Data for this exercise:
** Start **
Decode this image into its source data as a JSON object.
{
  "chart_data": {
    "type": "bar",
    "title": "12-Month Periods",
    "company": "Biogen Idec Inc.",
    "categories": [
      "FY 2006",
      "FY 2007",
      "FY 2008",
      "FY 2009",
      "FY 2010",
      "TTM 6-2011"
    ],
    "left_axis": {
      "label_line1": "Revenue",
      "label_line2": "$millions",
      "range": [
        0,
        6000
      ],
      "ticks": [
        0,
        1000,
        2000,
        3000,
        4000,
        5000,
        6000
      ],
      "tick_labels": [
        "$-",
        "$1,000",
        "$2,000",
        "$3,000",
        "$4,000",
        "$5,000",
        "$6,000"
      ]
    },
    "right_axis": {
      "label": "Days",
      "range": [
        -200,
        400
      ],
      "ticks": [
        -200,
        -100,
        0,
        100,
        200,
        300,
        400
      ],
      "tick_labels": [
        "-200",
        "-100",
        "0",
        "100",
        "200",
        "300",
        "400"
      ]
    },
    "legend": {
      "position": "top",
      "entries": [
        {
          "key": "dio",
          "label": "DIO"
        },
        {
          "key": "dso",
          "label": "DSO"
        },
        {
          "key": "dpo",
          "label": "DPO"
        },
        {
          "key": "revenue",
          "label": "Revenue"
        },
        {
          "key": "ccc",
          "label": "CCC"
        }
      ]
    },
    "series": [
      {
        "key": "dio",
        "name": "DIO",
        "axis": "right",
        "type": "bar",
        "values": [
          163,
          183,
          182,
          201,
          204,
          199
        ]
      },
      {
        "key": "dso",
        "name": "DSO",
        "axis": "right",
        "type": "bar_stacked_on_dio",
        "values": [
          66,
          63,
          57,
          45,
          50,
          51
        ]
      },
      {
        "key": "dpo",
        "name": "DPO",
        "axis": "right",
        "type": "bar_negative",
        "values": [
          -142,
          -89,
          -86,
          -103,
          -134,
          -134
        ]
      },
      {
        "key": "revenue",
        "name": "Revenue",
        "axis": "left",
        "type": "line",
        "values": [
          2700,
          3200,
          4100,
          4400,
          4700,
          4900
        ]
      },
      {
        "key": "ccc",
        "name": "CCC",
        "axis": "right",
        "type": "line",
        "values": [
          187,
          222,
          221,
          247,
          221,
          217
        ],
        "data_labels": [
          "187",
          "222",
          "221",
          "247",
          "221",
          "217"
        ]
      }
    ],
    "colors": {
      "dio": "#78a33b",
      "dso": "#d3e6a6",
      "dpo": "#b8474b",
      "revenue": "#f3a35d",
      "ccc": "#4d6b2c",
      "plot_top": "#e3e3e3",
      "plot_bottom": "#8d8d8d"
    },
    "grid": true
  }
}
** End **
Problem:
Pick out the lines that have the word "type". Copy them all.

Exercise output:
    "type": "bar",
        "type": "bar",
        "type": "bar_stacked_on_dio",
        "type": "bar_negative",
        "type": "line",
        "type": "line",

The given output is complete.